▶ _Exercise instructions_: Your task is to reproduce the material exactly.

▶ _Task input_:
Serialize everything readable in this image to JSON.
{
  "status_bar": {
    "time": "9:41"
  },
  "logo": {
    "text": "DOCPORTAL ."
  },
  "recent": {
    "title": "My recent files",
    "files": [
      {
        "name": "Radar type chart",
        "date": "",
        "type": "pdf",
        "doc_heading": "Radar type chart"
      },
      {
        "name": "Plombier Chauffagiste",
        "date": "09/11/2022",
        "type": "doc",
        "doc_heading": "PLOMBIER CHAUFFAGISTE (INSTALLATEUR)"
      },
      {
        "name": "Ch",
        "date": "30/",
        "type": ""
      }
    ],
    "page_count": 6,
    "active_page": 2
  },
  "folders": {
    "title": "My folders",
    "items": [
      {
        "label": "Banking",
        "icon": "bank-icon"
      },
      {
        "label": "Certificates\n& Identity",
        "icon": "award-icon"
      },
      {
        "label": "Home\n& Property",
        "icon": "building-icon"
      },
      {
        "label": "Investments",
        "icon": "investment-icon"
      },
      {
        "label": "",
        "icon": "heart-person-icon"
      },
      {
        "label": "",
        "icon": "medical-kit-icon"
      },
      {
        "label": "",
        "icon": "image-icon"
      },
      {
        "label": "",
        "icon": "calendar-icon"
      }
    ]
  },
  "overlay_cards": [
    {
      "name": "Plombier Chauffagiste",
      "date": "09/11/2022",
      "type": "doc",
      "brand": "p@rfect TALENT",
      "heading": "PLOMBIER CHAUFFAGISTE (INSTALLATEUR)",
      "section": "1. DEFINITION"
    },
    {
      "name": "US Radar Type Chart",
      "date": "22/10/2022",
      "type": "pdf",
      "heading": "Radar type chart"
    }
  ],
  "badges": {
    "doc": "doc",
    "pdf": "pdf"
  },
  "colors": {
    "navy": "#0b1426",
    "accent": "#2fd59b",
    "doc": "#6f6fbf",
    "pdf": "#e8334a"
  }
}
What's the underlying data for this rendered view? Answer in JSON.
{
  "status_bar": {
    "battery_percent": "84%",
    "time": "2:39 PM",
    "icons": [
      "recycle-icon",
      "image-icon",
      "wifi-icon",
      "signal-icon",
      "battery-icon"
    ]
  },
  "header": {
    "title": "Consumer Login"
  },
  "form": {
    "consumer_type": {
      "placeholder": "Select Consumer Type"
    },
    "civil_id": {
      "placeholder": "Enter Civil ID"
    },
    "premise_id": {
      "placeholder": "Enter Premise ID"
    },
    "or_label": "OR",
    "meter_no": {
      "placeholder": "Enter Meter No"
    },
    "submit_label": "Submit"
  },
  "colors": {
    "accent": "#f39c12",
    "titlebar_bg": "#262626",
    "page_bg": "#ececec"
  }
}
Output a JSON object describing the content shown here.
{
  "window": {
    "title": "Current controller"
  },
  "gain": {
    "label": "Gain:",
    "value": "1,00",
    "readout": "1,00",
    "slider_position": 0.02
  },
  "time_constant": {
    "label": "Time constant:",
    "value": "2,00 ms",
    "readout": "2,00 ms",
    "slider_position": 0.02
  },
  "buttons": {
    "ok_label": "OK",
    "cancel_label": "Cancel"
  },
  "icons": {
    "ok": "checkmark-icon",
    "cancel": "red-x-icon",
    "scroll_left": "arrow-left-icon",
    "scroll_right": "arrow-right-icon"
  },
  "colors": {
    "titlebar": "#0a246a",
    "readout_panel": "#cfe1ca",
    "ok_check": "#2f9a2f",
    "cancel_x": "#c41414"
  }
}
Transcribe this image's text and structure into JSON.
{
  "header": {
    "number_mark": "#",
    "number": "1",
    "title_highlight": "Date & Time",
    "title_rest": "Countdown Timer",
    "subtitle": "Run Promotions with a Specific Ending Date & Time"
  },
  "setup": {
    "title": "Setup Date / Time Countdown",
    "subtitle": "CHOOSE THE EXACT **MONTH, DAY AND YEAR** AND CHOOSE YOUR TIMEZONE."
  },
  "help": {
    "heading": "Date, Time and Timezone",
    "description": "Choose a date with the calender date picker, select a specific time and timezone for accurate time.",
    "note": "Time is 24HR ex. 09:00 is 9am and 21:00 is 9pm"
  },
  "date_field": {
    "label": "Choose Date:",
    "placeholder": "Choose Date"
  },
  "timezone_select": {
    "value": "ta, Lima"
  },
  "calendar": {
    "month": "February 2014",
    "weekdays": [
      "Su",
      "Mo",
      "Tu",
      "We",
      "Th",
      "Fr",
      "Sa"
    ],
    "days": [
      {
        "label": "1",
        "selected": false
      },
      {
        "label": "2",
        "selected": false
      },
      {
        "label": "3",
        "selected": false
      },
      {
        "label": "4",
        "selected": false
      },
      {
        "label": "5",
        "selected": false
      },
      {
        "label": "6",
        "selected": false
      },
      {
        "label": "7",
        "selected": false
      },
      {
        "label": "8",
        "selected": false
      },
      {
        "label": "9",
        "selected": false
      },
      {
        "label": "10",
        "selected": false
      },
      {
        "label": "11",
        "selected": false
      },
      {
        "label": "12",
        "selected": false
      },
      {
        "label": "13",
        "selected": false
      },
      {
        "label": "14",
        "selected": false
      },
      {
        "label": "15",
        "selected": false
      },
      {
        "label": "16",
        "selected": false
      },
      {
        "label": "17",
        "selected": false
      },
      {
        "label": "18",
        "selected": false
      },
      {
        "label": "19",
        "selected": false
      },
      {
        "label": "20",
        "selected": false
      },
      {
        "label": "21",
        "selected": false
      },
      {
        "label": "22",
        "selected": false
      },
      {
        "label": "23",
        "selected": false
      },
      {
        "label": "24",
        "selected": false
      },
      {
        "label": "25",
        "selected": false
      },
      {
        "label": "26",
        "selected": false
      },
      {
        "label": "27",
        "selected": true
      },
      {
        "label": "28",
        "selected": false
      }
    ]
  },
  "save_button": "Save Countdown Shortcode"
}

▶ _Solution to this task_:
Serialize everything readable in this image to JSON.
{
  "status_bar": {
    "time": "9:41"
  },
  "logo": {
    "text": "DOCPORTAL ."
  },
  "recent": {
    "title": "My recent files",
    "files": [
      {
        "name": "Radar type chart",
        "date": "",
        "type": "pdf",
        "doc_heading": "Radar type chart"
      },
      {
        "name": "Plombier Chauffagiste",
        "date": "09/11/2022",
        "type": "doc",
        "doc_heading": "PLOMBIER CHAUFFAGISTE (INSTALLATEUR)"
      },
      {
        "name": "Ch",
        "date": "30/",
        "type": ""
      }
    ],
    "page_count": 6,
    "active_page": 2
  },
  "folders": {
    "title": "My folders",
    "items": [
      {
        "label": "Banking",
        "icon": "bank-icon"
      },
      {
        "label": "Certificates\n& Identity",
        "icon": "award-icon"
      },
      {
        "label": "Home\n& Property",
        "icon": "building-icon"
      },
      {
        "label": "Investments",
        "icon": "investment-icon"
      },
      {
        "label": "",
        "icon": "heart-person-icon"
      },
      {
        "label": "",
        "icon": "medical-kit-icon"
      },
      {
        "label": "",
        "icon": "image-icon"
      },
      {
        "label": "",
        "icon": "calendar-icon"
      }
    ]
  },
  "overlay_cards": [
    {
      "name": "Plombier Chauffagiste",
      "date": "09/11/2022",
      "type": "doc",
      "brand": "p@rfect TALENT",
      "heading": "PLOMBIER CHAUFFAGISTE (INSTALLATEUR)",
      "section": "1. DEFINITION"
    },
    {
      "name": "US Radar Type Chart",
      "date": "22/10/2022",
      "type": "pdf",
      "heading": "Radar type chart"
    }
  ],
  "badges": {
    "doc": "doc",
    "pdf": "pdf"
  },
  "colors": {
    "navy": "#0b1426",
    "accent": "#2fd59b",
    "doc": "#6f6fbf",
    "pdf": "#e8334a"
  }
}
What's the underlying data for this rendered view? Answer in JSON.
{
  "status_bar": {
    "battery_percent": "84%",
    "time": "2:39 PM",
    "icons": [
      "recycle-icon",
      "image-icon",
      "wifi-icon",
      "signal-icon",
      "battery-icon"
    ]
  },
  "header": {
    "title": "Consumer Login"
  },
  "form": {
    "consumer_type": {
      "placeholder": "Select Consumer Type"
    },
    "civil_id": {
      "placeholder": "Enter Civil ID"
    },
    "premise_id": {
      "placeholder": "Enter Premise ID"
    },
    "or_label": "OR",
    "meter_no": {
      "placeholder": "Enter Meter No"
    },
    "submit_label": "Submit"
  },
  "colors": {
    "accent": "#f39c12",
    "titlebar_bg": "#262626",
    "page_bg": "#ececec"
  }
}
Output a JSON object describing the content shown here.
{
  "window": {
    "title": "Current controller"
  },
  "gain": {
    "label": "Gain:",
    "value": "1,00",
    "readout": "1,00",
    "slider_position": 0.02
  },
  "time_constant": {
    "label": "Time constant:",
    "value": "2,00 ms",
    "readout": "2,00 ms",
    "slider_position": 0.02
  },
  "buttons": {
    "ok_label": "OK",
    "cancel_label": "Cancel"
  },
  "icons": {
    "ok": "checkmark-icon",
    "cancel": "red-x-icon",
    "scroll_left": "arrow-left-icon",
    "scroll_right": "arrow-right-icon"
  },
  "colors": {
    "titlebar": "#0a246a",
    "readout_panel": "#cfe1ca",
    "ok_check": "#2f9a2f",
    "cancel_x": "#c41414"
  }
}
Transcribe this image's text and structure into JSON.
{
  "header": {
    "number_mark": "#",
    "number": "1",
    "title_highlight": "Date & Time",
    "title_rest": "Countdown Timer",
    "subtitle": "Run Promotions with a Specific Ending Date & Time"
  },
  "setup": {
    "title": "Setup Date / Time Countdown",
    "subtitle": "CHOOSE THE EXACT **MONTH, DAY AND YEAR** AND CHOOSE YOUR TIMEZONE."
  },
  "help": {
    "heading": "Date, Time and Timezone",
    "description": "Choose a date with the calender date picker, select a specific time and timezone for accurate time.",
    "note": "Time is 24HR ex. 09:00 is 9am and 21:00 is 9pm"
  },
  "date_field": {
    "label": "Choose Date:",
    "placeholder": "Choose Date"
  },
  "timezone_select": {
    "value": "ta, Lima"
  },
  "calendar": {
    "month": "February 2014",
    "weekdays": [
      "Su",
      "Mo",
      "Tu",
      "We",
      "Th",
      "Fr",
      "Sa"
    ],
    "days": [
      {
        "label": "1",
        "selected": false
      },
      {
        "label": "2",
        "selected": false
      },
      {
        "label": "3",
        "selected": false
      },
      {
        "label": "4",
        "selected": false
      },
      {
        "label": "5",
        "selected": false
      },
      {
        "label": "6",
        "selected": false
      },
      {
        "label": "7",
        "selected": false
      },
      {
        "label": "8",
        "selected": false
      },
      {
        "label": "9",
        "selected": false
      },
      {
        "label": "10",
        "selected": false
      },
      {
        "label": "11",
        "selected": false
      },
      {
        "label": "12",
        "selected": false
      },
      {
        "label": "13",
        "selected": false
      },
      {
        "label": "14",
        "selected": false
      },
      {
        "label": "15",
        "selected": false
      },
      {
        "label": "16",
        "selected": false
      },
      {
        "label": "17",
        "selected": false
      },
      {
        "label": "18",
        "selected": false
      },
      {
        "label": "19",
        "selected": false
      },
      {
        "label": "20",
        "selected": false
      },
      {
        "label": "21",
        "selected": false
      },
      {
        "label": "22",
        "selected": false
      },
      {
        "label": "23",
        "selected": false
      },
      {
        "label": "24",
        "selected": false
      },
      {
        "label": "25",
        "selected": false
      },
      {
        "label": "26",
        "selected": false
      },
      {
        "label": "27",
        "selected": true
      },
      {
        "label": "28",
        "selected": false
      }
    ]
  },
  "save_button": "Save Countdown Shortcode"
}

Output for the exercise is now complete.